Print out each record below, unaltered and complete, without its images.

**DATA SUPPLIED:**
^^^^^^^^

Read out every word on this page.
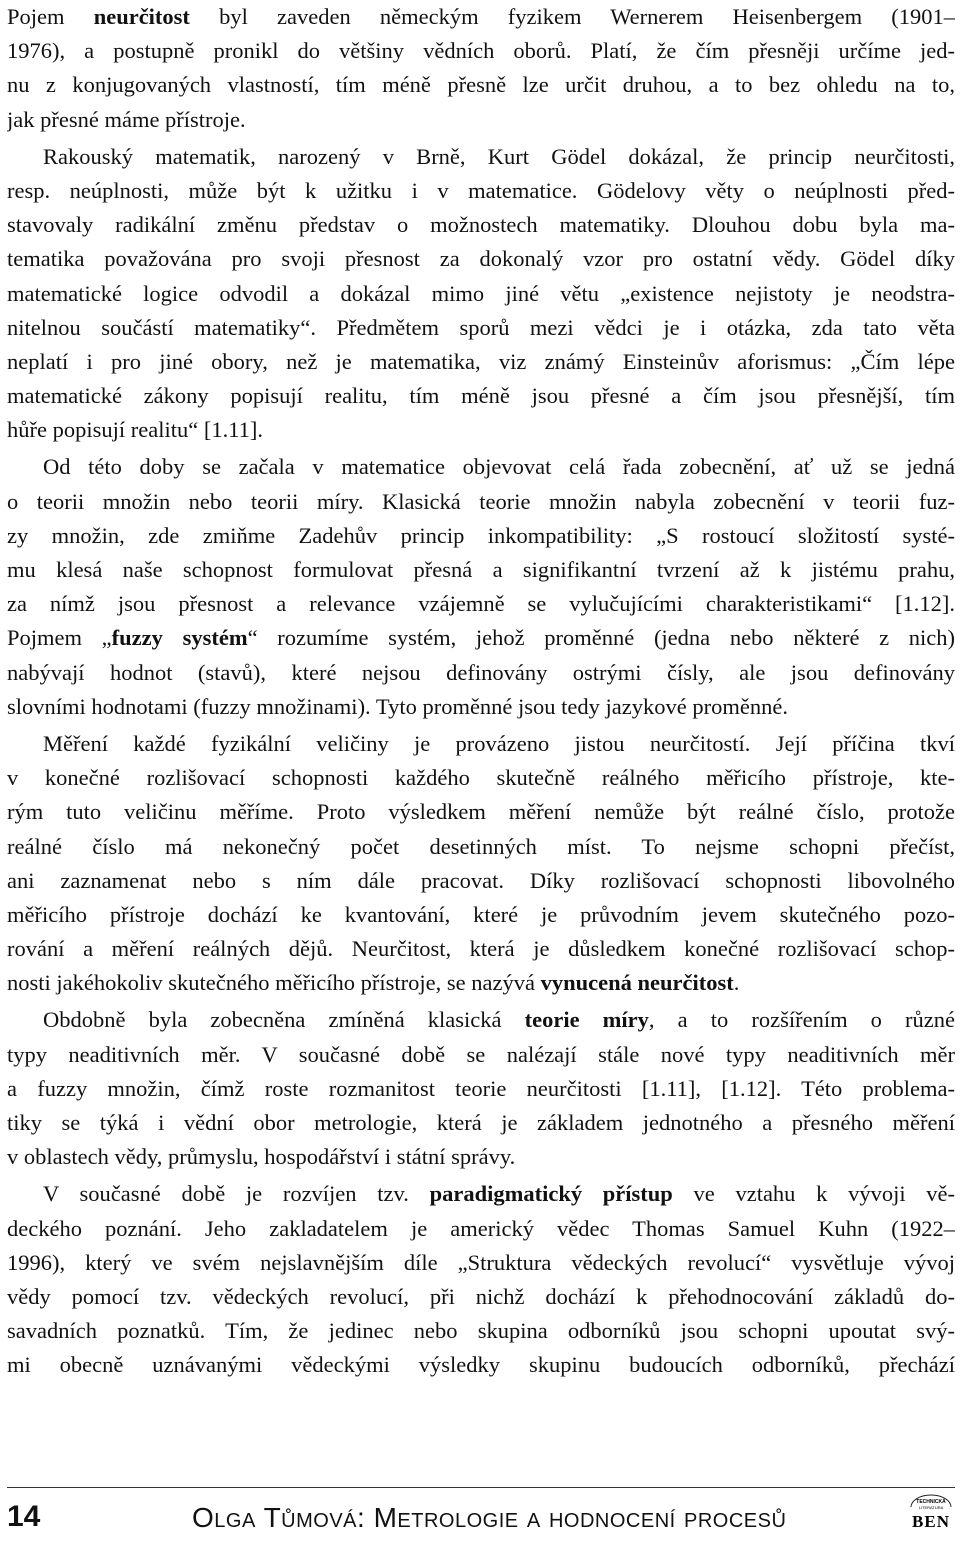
Pojem neurčitost byl zaveden německým fyzikem Wernerem Heisenbergem (1901–
1976), a postupně pronikl do většiny vědních oborů. Platí, že čím přesněji určíme jed-
nu z konjugovaných vlastností, tím méně přesně lze určit druhou, a to bez ohledu na to,
jak přesné máme přístroje.
Rakouský matematik, narozený v Brně, Kurt Gödel dokázal, že princip neurčitosti,
resp. neúplnosti, může být k užitku i v matematice. Gödelovy věty o neúplnosti před-
stavovaly radikální změnu představ o možnostech matematiky. Dlouhou dobu byla ma-
tematika považována pro svoji přesnost za dokonalý vzor pro ostatní vědy. Gödel díky
matematické logice odvodil a dokázal mimo jiné větu „existence nejistoty je neodstra-
nitelnou součástí matematiky“. Předmětem sporů mezi vědci je i otázka, zda tato věta
neplatí i pro jiné obory, než je matematika, viz známý Einsteinův aforismus: „Čím lépe
matematické zákony popisují realitu, tím méně jsou přesné a čím jsou přesnější, tím
hůře popisují realitu“ [1.11].
Od této doby se začala v matematice objevovat celá řada zobecnění, ať už se jedná
o teorii množin nebo teorii míry. Klasická teorie množin nabyla zobecnění v teorii fuz-
zy množin, zde zmiňme Zadehův princip inkompatibility: „S rostoucí složitostí systé-
mu klesá naše schopnost formulovat přesná a signifikantní tvrzení až k jistému prahu,
za nímž jsou přesnost a relevance vzájemně se vylučujícími charakteristikami“ [1.12].
Pojmem „fuzzy systém“ rozumíme systém, jehož proměnné (jedna nebo některé z nich)
nabývají hodnot (stavů), které nejsou definovány ostrými čísly, ale jsou definovány
slovními hodnotami (fuzzy množinami). Tyto proměnné jsou tedy jazykové proměnné.
Měření každé fyzikální veličiny je provázeno jistou neurčitostí. Její příčina tkví
v konečné rozlišovací schopnosti každého skutečně reálného měřicího přístroje, kte-
rým tuto veličinu měříme. Proto výsledkem měření nemůže být reálné číslo, protože
reálné číslo má nekonečný počet desetinných míst. To nejsme schopni přečíst,
ani zaznamenat nebo s ním dále pracovat. Díky rozlišovací schopnosti libovolného
měřicího přístroje dochází ke kvantování, které je průvodním jevem skutečného pozo-
rování a měření reálných dějů. Neurčitost, která je důsledkem konečné rozlišovací schop-
nosti jakéhokoliv skutečného měřicího přístroje, se nazývá vynucená neurčitost.
Obdobně byla zobecněna zmíněná klasická teorie míry, a to rozšířením o různé
typy neaditivních měr. V současné době se nalézají stále nové typy neaditivních měr
a fuzzy množin, čímž roste rozmanitost teorie neurčitosti [1.11], [1.12]. Této problema-
tiky se týká i vědní obor metrologie, která je základem jednotného a přesného měření
v oblastech vědy, průmyslu, hospodářství i státní správy.
V současné době je rozvíjen tzv. paradigmatický přístup ve vztahu k vývoji vě-
deckého poznání. Jeho zakladatelem je americký vědec Thomas Samuel Kuhn (1922–
1996), který ve svém nejslavnějším díle „Struktura vědeckých revolucí“ vysvětluje vývoj
vědy pomocí tzv. vědeckých revolucí, při nichž dochází k přehodnocování základů do-
savadních poznatků. Tím, že jedinec nebo skupina odborníků jsou schopni upoutat svý-
mi obecně uznávanými vědeckými výsledky skupinu budoucích odborníků, přechází
14	Olga Tůmová: Metrologie a hodnocení procesů	TECHNICKÁ
LITERATURA
BEN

^^^^^^^^

**SOLUTION BELOW:**
Read out every word on this page.
Pojem neurčitost byl zaveden německým fyzikem Wernerem Heisenbergem (1901–
1976), a postupně pronikl do většiny vědních oborů. Platí, že čím přesněji určíme jed-
nu z konjugovaných vlastností, tím méně přesně lze určit druhou, a to bez ohledu na to,
jak přesné máme přístroje.
Rakouský matematik, narozený v Brně, Kurt Gödel dokázal, že princip neurčitosti,
resp. neúplnosti, může být k užitku i v matematice. Gödelovy věty o neúplnosti před-
stavovaly radikální změnu představ o možnostech matematiky. Dlouhou dobu byla ma-
tematika považována pro svoji přesnost za dokonalý vzor pro ostatní vědy. Gödel díky
matematické logice odvodil a dokázal mimo jiné větu „existence nejistoty je neodstra-
nitelnou součástí matematiky“. Předmětem sporů mezi vědci je i otázka, zda tato věta
neplatí i pro jiné obory, než je matematika, viz známý Einsteinův aforismus: „Čím lépe
matematické zákony popisují realitu, tím méně jsou přesné a čím jsou přesnější, tím
hůře popisují realitu“ [1.11].
Od této doby se začala v matematice objevovat celá řada zobecnění, ať už se jedná
o teorii množin nebo teorii míry. Klasická teorie množin nabyla zobecnění v teorii fuz-
zy množin, zde zmiňme Zadehův princip inkompatibility: „S rostoucí složitostí systé-
mu klesá naše schopnost formulovat přesná a signifikantní tvrzení až k jistému prahu,
za nímž jsou přesnost a relevance vzájemně se vylučujícími charakteristikami“ [1.12].
Pojmem „fuzzy systém“ rozumíme systém, jehož proměnné (jedna nebo některé z nich)
nabývají hodnot (stavů), které nejsou definovány ostrými čísly, ale jsou definovány
slovními hodnotami (fuzzy množinami). Tyto proměnné jsou tedy jazykové proměnné.
Měření každé fyzikální veličiny je provázeno jistou neurčitostí. Její příčina tkví
v konečné rozlišovací schopnosti každého skutečně reálného měřicího přístroje, kte-
rým tuto veličinu měříme. Proto výsledkem měření nemůže být reálné číslo, protože
reálné číslo má nekonečný počet desetinných míst. To nejsme schopni přečíst,
ani zaznamenat nebo s ním dále pracovat. Díky rozlišovací schopnosti libovolného
měřicího přístroje dochází ke kvantování, které je průvodním jevem skutečného pozo-
rování a měření reálných dějů. Neurčitost, která je důsledkem konečné rozlišovací schop-
nosti jakéhokoliv skutečného měřicího přístroje, se nazývá vynucená neurčitost.
Obdobně byla zobecněna zmíněná klasická teorie míry, a to rozšířením o různé
typy neaditivních měr. V současné době se nalézají stále nové typy neaditivních měr
a fuzzy množin, čímž roste rozmanitost teorie neurčitosti [1.11], [1.12]. Této problema-
tiky se týká i vědní obor metrologie, která je základem jednotného a přesného měření
v oblastech vědy, průmyslu, hospodářství i státní správy.
V současné době je rozvíjen tzv. paradigmatický přístup ve vztahu k vývoji vě-
deckého poznání. Jeho zakladatelem je americký vědec Thomas Samuel Kuhn (1922–
1996), který ve svém nejslavnějším díle „Struktura vědeckých revolucí“ vysvětluje vývoj
vědy pomocí tzv. vědeckých revolucí, při nichž dochází k přehodnocování základů do-
savadních poznatků. Tím, že jedinec nebo skupina odborníků jsou schopni upoutat svý-
mi obecně uznávanými vědeckými výsledky skupinu budoucích odborníků, přechází
14	Olga Tůmová: Metrologie a hodnocení procesů	TECHNICKÁ
LITERATURA
BEN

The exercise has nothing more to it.